── Data for this exercise ──
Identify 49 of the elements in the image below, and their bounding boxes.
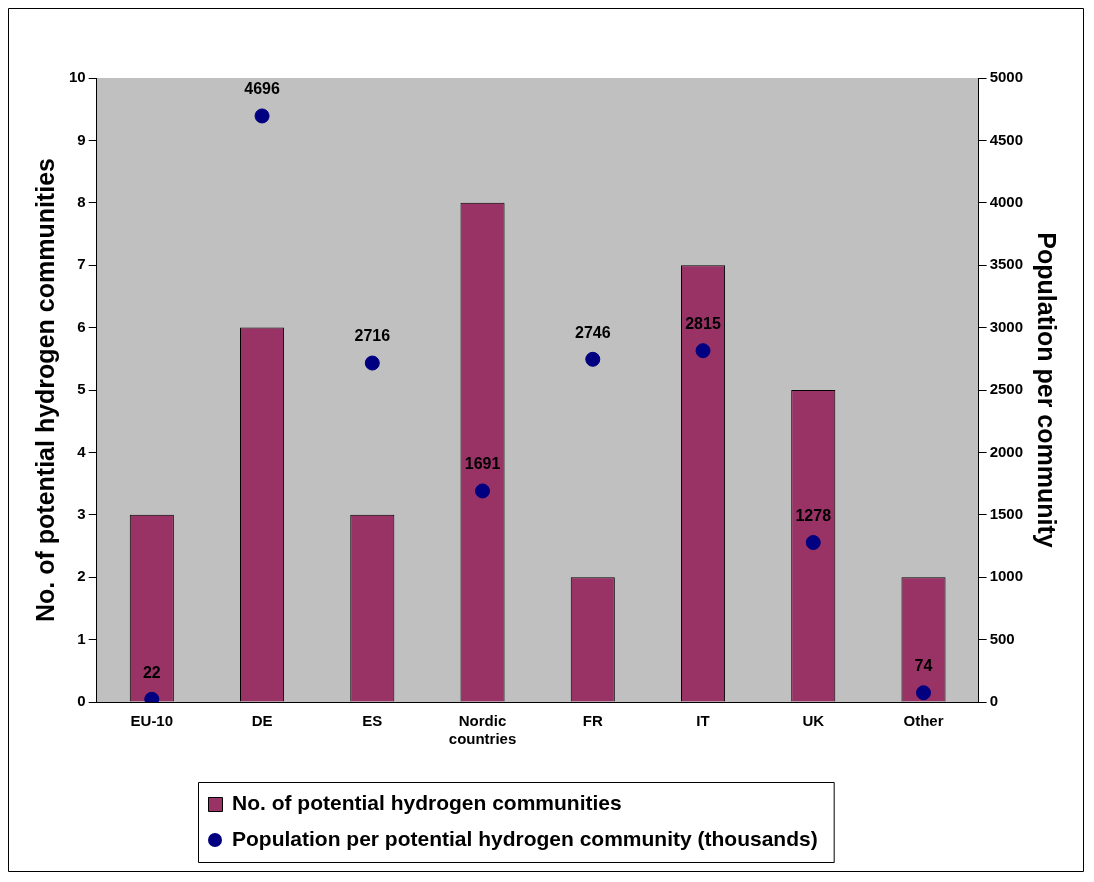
y2-tick-label: 2000 xyxy=(989,442,1024,460)
point xyxy=(254,108,270,124)
y-tick-label: 4 xyxy=(77,442,87,460)
point xyxy=(695,343,711,359)
y-tick-label: 2 xyxy=(77,567,86,585)
y-axis-title: No. of potential hydrogen communities xyxy=(30,158,59,622)
y2-axis-title: Population per community xyxy=(1033,232,1062,548)
y-tick-label: 8 xyxy=(77,192,86,210)
y-tick-label: 0 xyxy=(77,692,86,710)
y2-tick-label: 1000 xyxy=(989,567,1024,585)
y-tick-label: 5 xyxy=(77,380,86,398)
x-tick-label: IT xyxy=(696,712,710,730)
y-tick-label: 3 xyxy=(77,504,86,522)
point xyxy=(475,483,491,499)
y-tick-label: 10 xyxy=(69,68,86,86)
y2-tick-label: 5000 xyxy=(989,68,1024,86)
x-tick-label: EU-10 xyxy=(130,712,174,730)
y2-tick-label: 1500 xyxy=(989,504,1024,522)
legend-label: No. of potential hydrogen communities xyxy=(232,790,622,814)
y2-tick-label: 3500 xyxy=(989,255,1024,273)
y-tick-label: 1 xyxy=(77,629,86,647)
data-label: 74 xyxy=(914,657,933,675)
data-label: 2815 xyxy=(685,315,721,333)
x-tick-label: ES xyxy=(362,712,383,730)
y2-tick-label: 4000 xyxy=(989,192,1024,210)
y2-tick-label: 2500 xyxy=(989,380,1024,398)
x-tick-label: Other xyxy=(903,712,944,730)
y-tick-label: 9 xyxy=(77,130,86,148)
data-label: 4696 xyxy=(244,80,280,98)
y-tick-label: 6 xyxy=(77,317,86,335)
data-label: 1691 xyxy=(464,455,501,473)
x-tick-label: UK xyxy=(802,712,825,730)
x-tick-label: FR xyxy=(582,712,603,730)
point xyxy=(364,355,380,371)
point xyxy=(916,685,932,701)
legend-label: Population per potential hydrogen community (thousands) xyxy=(232,826,818,850)
data-label: 2716 xyxy=(354,327,391,345)
point xyxy=(805,535,821,551)
point xyxy=(585,351,601,367)
y2-tick-label: 500 xyxy=(989,629,1015,647)
y2-tick-label: 0 xyxy=(989,692,998,710)
x-tick-label: DE xyxy=(251,712,273,730)
data-label: 22 xyxy=(142,663,161,681)
y2-tick-label: 4500 xyxy=(989,130,1024,148)
x-tick-label: Nordic countries xyxy=(448,712,517,748)
y-tick-label: 7 xyxy=(77,255,86,273)
data-label: 2746 xyxy=(574,323,611,341)
y2-tick-label: 3000 xyxy=(989,317,1024,335)
data-label: 1278 xyxy=(795,506,832,524)
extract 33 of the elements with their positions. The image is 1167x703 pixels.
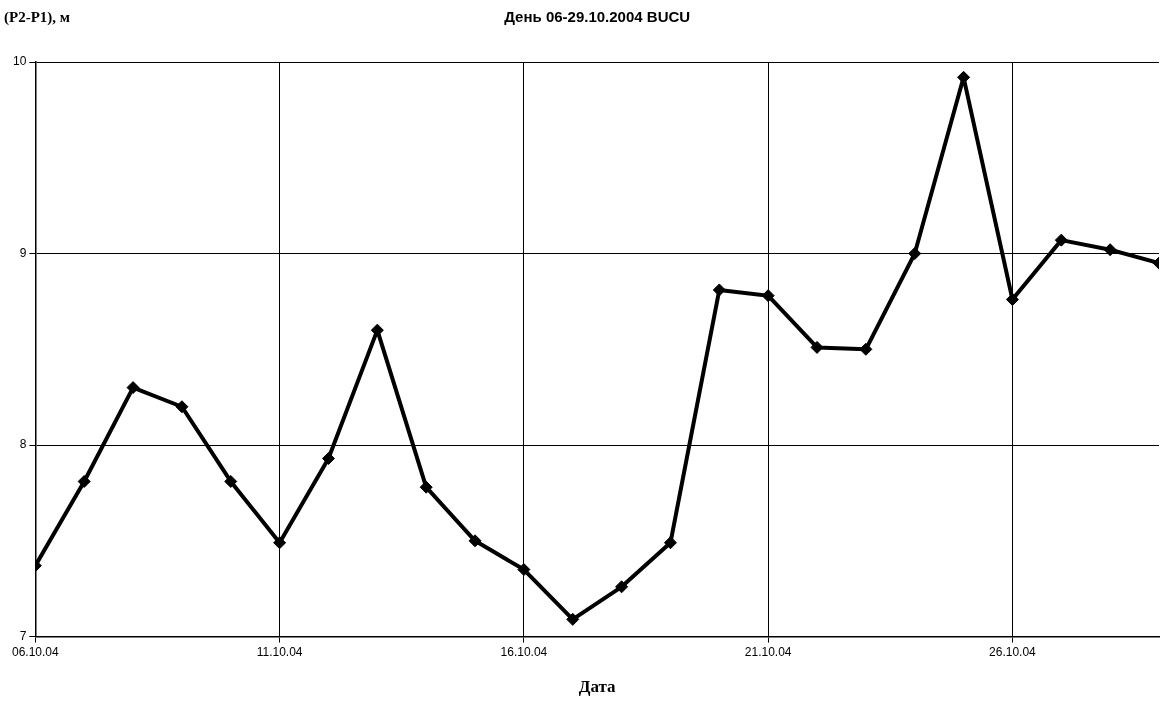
x-tick-label: 06.10.04 xyxy=(11,645,60,660)
point xyxy=(273,536,287,550)
point xyxy=(321,451,335,465)
point xyxy=(468,534,482,548)
point xyxy=(419,480,433,494)
point xyxy=(77,474,91,488)
point xyxy=(712,283,726,297)
point xyxy=(126,381,140,395)
y-axis-title: (P2-P1), м xyxy=(4,8,71,26)
point xyxy=(908,247,922,261)
x-tick-label: 16.10.04 xyxy=(500,645,548,660)
point xyxy=(1103,243,1117,257)
y-tick-label: 10 xyxy=(12,54,27,69)
point xyxy=(761,289,775,303)
point xyxy=(517,563,531,577)
y-tick-label: 8 xyxy=(19,437,27,452)
point xyxy=(1054,233,1068,247)
x-tick-label: 26.10.04 xyxy=(989,645,1037,660)
point xyxy=(810,340,824,354)
point xyxy=(859,342,873,356)
point xyxy=(224,474,238,488)
y-tick-label: 9 xyxy=(19,245,27,260)
chart-title: День 06-29.10.2004 BUCU xyxy=(504,8,691,26)
point xyxy=(566,612,580,626)
x-axis-title: Дата xyxy=(578,677,617,697)
point xyxy=(663,536,677,550)
point xyxy=(175,400,189,414)
point xyxy=(370,323,384,337)
point xyxy=(1005,293,1019,306)
y-tick-label: 7 xyxy=(19,628,27,643)
x-tick-label: 11.10.04 xyxy=(256,645,303,660)
x-tick-label: 21.10.04 xyxy=(744,645,792,660)
point xyxy=(615,580,629,594)
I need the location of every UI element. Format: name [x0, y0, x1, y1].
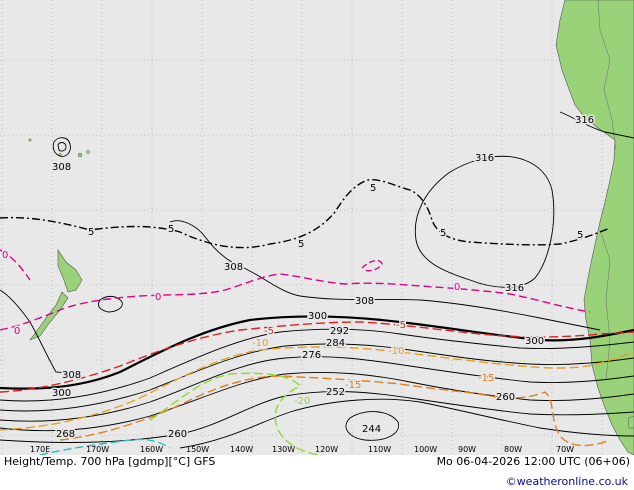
temp-label: 0: [14, 326, 20, 337]
lon-tick: 90W: [458, 445, 476, 454]
isotherm-minus20: [149, 372, 321, 455]
lon-tick: 150W: [186, 445, 209, 454]
valid-time: Mo 06-04-2026 12:00 UTC (06+06): [436, 455, 630, 468]
temp-label: 5: [88, 227, 94, 238]
footer-bar: Height/Temp. 700 hPa [gdmp][°C] GFS Mo 0…: [0, 455, 634, 490]
lon-tick: 70W: [556, 445, 574, 454]
temp-label: -15: [345, 380, 361, 391]
temp-label: -10: [252, 338, 268, 349]
height-contours: [0, 111, 634, 449]
credit-link[interactable]: ©weatheronline.co.uk: [505, 475, 628, 488]
height-label: 308: [224, 262, 243, 273]
height-label: 308: [355, 296, 374, 307]
temp-label: 5: [370, 183, 376, 194]
temp-label: -20: [294, 396, 310, 407]
temp-label: 5: [577, 230, 583, 241]
isotherm-0: [0, 249, 31, 281]
height-label: 244: [362, 424, 381, 435]
isotherm-minus15: [59, 375, 611, 447]
isotherm-minus5: [0, 321, 634, 393]
lon-tick: 100W: [414, 445, 437, 454]
temp-label: -10: [388, 346, 404, 357]
height-label: 284: [326, 338, 345, 349]
height-label: 300: [525, 336, 544, 347]
temp-label: 5: [168, 224, 174, 235]
land-island: [28, 138, 32, 142]
height-label: 316: [505, 283, 524, 294]
isotherm-0: [361, 259, 383, 272]
isotherm-minus25: [39, 438, 171, 455]
land-island: [77, 152, 83, 158]
height-label: 276: [302, 350, 321, 361]
longitude-ticks: 170E 170W 160W 150W 140W 130W 120W 110W …: [30, 445, 574, 454]
land-new-zealand-south: [29, 291, 69, 341]
temp-label: -5: [264, 326, 274, 337]
map-canvas: 316 316 316 308 308 308 308 300 300 300 …: [0, 0, 634, 455]
land-new-zealand-north: [57, 249, 83, 293]
height-label: 308: [62, 370, 81, 381]
height-label: 268: [56, 429, 75, 440]
lon-tick: 110W: [368, 445, 391, 454]
height-label: 260: [168, 429, 187, 440]
lon-tick: 170W: [86, 445, 109, 454]
height-label: 260: [496, 392, 515, 403]
temp-label: 0: [2, 250, 8, 261]
lon-tick: 80W: [504, 445, 522, 454]
temp-label: 0: [155, 292, 161, 303]
height-label: 300: [308, 311, 327, 322]
temp-label: -15: [478, 373, 494, 384]
map-title: Height/Temp. 700 hPa [gdmp][°C] GFS: [4, 455, 216, 468]
temp-label: 5: [298, 239, 304, 250]
temp-label: -5: [396, 320, 406, 331]
graticule: [0, 0, 634, 455]
lon-tick: 140W: [230, 445, 253, 454]
land-south-america: [555, 0, 634, 455]
lon-tick: 170E: [30, 445, 50, 454]
temp-label: 5: [440, 228, 446, 239]
temp-label: 0: [454, 282, 460, 293]
lon-tick: 130W: [272, 445, 295, 454]
weather-map: 316 316 316 308 308 308 308 300 300 300 …: [0, 0, 634, 455]
height-label: 252: [326, 387, 345, 398]
height-label: 308: [52, 162, 71, 173]
land-falklands: [627, 415, 634, 429]
isotherm-5: [0, 178, 611, 249]
lon-tick: 160W: [140, 445, 163, 454]
height-label: 316: [575, 115, 594, 126]
height-label: 316: [475, 153, 494, 164]
lon-tick: 120W: [315, 445, 338, 454]
height-label: 300: [52, 388, 71, 399]
country-borders: [597, 0, 617, 381]
height-label: 292: [330, 326, 349, 337]
land-island: [86, 150, 90, 154]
───
> **Task instructions**:
Could you rewrite everything from the line containing "y2-tick-label: 2000 xyxy=(989,442,1024,460)" down to the line containing "x-tick-label: IT xyxy=(696,712,710,730)", both ends included, as a Markdown table with the columns "Row" and "Entry", numbering each line and skipping any blank lines?

> **Written solution**:
| Row | Entry |
|---|---|
| 1 | y2-tick-label: 2000 xyxy=(989,442,1024,460) |
| 2 | point xyxy=(254,108,270,124) |
| 3 | y-tick-label: 4 xyxy=(77,442,87,460) |
| 4 | point xyxy=(695,343,711,359) |
| 5 | y-tick-label: 2 xyxy=(77,567,86,585) |
| 6 | y-axis-title: No. of potential hydrogen communities xyxy=(30,158,59,622) |
| 7 | y2-axis-title: Population per community xyxy=(1033,232,1062,548) |
| 8 | y-tick-label: 8 xyxy=(77,192,86,210) |
| 9 | y-tick-label: 0 xyxy=(77,692,86,710) |
| 10 | y2-tick-label: 1000 xyxy=(989,567,1024,585) |
| 11 | y-tick-label: 5 xyxy=(77,380,86,398) |
| 12 | x-tick-label: IT xyxy=(696,712,710,730) |